**Material for the task**
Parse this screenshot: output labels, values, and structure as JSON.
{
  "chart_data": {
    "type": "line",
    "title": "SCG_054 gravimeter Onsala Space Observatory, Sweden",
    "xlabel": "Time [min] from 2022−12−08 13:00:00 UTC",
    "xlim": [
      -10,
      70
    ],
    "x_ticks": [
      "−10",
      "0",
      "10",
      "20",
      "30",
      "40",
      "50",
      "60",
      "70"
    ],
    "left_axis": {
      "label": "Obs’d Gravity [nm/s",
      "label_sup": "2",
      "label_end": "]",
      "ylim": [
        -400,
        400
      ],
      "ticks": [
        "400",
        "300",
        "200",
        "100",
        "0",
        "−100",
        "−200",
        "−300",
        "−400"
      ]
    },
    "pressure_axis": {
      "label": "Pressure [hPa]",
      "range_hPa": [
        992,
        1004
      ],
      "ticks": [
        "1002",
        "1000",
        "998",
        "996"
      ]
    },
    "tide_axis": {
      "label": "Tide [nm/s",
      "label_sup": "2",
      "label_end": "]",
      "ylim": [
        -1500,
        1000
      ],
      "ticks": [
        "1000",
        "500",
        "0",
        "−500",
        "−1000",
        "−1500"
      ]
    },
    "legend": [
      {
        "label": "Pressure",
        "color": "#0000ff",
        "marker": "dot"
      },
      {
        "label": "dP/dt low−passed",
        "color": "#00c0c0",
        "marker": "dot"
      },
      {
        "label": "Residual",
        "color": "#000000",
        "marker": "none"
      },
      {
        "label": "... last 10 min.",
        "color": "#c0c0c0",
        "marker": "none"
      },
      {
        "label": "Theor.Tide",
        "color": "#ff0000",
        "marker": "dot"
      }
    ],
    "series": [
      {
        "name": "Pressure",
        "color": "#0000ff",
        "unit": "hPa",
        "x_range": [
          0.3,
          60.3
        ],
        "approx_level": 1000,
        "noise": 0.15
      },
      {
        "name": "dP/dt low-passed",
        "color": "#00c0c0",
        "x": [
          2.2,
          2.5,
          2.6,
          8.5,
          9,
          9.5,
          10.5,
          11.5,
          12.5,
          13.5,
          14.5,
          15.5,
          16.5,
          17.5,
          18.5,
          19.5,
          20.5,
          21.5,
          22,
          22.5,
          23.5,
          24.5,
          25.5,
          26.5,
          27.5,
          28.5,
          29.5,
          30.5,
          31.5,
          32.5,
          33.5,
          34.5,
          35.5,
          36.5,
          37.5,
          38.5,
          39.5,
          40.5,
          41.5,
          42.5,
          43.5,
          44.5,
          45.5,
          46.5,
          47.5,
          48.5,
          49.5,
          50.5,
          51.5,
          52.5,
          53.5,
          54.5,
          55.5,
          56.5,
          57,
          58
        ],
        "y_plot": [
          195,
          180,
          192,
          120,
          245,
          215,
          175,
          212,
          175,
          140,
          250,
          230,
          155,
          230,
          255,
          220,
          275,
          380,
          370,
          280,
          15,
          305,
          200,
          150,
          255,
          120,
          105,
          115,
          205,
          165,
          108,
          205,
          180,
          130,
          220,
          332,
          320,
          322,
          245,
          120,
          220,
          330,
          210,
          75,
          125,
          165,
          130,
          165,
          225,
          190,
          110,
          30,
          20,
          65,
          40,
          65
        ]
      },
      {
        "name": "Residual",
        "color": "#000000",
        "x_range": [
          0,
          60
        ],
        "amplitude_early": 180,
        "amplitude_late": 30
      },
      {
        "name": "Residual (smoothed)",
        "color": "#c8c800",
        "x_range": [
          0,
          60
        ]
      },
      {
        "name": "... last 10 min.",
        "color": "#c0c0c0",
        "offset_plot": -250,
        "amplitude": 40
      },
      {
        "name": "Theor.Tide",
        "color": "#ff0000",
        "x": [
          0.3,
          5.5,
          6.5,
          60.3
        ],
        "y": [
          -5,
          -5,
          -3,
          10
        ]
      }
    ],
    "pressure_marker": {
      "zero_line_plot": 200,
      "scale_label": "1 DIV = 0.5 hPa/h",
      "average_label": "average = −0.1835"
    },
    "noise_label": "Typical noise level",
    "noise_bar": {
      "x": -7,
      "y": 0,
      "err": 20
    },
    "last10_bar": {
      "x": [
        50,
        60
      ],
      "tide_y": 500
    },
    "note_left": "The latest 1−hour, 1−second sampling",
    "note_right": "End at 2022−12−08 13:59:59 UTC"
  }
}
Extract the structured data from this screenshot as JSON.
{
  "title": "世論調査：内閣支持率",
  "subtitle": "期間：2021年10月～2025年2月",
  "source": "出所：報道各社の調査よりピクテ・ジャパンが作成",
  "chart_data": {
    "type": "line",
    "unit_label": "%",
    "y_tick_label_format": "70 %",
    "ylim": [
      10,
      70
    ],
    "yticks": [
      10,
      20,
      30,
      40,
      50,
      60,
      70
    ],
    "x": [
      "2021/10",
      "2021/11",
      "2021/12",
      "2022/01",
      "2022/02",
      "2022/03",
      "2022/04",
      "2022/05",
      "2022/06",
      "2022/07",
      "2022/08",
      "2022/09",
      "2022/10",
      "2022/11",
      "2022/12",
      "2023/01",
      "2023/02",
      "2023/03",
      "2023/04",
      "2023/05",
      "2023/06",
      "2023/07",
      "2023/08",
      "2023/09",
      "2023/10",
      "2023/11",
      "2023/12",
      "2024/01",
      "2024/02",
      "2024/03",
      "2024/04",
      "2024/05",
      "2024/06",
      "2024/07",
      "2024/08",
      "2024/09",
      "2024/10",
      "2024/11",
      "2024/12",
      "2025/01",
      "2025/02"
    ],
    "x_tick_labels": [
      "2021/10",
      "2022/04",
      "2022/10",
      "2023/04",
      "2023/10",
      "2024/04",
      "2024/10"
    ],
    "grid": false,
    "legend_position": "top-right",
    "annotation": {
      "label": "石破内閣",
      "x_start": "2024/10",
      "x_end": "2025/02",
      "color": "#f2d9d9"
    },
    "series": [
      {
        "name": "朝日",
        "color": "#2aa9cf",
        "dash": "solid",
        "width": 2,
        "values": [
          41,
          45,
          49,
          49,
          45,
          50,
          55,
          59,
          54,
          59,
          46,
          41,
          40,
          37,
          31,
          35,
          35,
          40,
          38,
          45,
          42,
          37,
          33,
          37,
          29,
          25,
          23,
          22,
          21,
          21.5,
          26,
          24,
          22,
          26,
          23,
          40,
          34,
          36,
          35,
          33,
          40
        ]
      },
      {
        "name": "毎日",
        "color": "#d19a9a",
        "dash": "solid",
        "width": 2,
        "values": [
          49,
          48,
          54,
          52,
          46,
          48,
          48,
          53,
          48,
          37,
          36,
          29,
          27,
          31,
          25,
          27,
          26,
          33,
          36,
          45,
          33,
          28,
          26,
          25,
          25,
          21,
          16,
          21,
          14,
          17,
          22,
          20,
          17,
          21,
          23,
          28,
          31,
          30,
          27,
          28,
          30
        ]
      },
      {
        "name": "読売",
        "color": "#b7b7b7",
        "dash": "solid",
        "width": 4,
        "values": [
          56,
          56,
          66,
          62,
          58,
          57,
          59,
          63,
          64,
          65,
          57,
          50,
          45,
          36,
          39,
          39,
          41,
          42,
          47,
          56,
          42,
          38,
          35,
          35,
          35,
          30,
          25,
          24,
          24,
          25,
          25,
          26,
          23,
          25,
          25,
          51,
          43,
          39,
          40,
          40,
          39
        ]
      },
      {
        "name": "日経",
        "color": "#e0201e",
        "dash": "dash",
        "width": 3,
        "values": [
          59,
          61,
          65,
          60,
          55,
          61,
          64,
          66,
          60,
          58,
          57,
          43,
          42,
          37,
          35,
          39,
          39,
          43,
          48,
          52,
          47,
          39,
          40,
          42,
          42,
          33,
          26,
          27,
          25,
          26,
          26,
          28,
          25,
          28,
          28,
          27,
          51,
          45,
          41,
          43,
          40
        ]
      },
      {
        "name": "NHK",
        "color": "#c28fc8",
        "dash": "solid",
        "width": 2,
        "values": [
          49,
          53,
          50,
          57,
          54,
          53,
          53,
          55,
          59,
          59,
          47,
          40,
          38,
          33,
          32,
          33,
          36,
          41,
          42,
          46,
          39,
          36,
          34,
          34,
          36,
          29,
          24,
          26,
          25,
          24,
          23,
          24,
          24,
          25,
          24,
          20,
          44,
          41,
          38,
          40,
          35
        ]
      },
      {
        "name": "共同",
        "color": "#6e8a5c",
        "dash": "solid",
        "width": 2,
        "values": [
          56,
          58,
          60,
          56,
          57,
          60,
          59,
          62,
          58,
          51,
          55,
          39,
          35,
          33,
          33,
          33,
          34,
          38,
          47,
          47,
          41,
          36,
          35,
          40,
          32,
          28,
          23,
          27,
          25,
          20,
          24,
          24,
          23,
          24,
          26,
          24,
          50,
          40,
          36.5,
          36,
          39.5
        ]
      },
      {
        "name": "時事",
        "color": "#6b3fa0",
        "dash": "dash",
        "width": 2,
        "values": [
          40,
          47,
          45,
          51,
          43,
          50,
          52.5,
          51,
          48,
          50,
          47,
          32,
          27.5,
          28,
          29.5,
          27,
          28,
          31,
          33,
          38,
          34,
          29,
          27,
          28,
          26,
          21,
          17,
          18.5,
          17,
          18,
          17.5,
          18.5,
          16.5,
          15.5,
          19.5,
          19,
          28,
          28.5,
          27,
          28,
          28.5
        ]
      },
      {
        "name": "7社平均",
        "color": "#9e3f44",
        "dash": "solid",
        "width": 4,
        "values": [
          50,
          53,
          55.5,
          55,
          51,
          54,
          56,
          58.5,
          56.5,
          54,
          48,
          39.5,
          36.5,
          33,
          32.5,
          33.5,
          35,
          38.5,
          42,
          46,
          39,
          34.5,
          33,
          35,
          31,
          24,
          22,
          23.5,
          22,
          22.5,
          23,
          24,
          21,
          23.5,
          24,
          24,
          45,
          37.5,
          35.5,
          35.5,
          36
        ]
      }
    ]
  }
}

**Exercise**
For each line of the entries that includes "screenshot", show that line.

**Written response**
Parse this screenshot: output labels, values, and structure as JSON.
Extract the structured data from this screenshot as JSON.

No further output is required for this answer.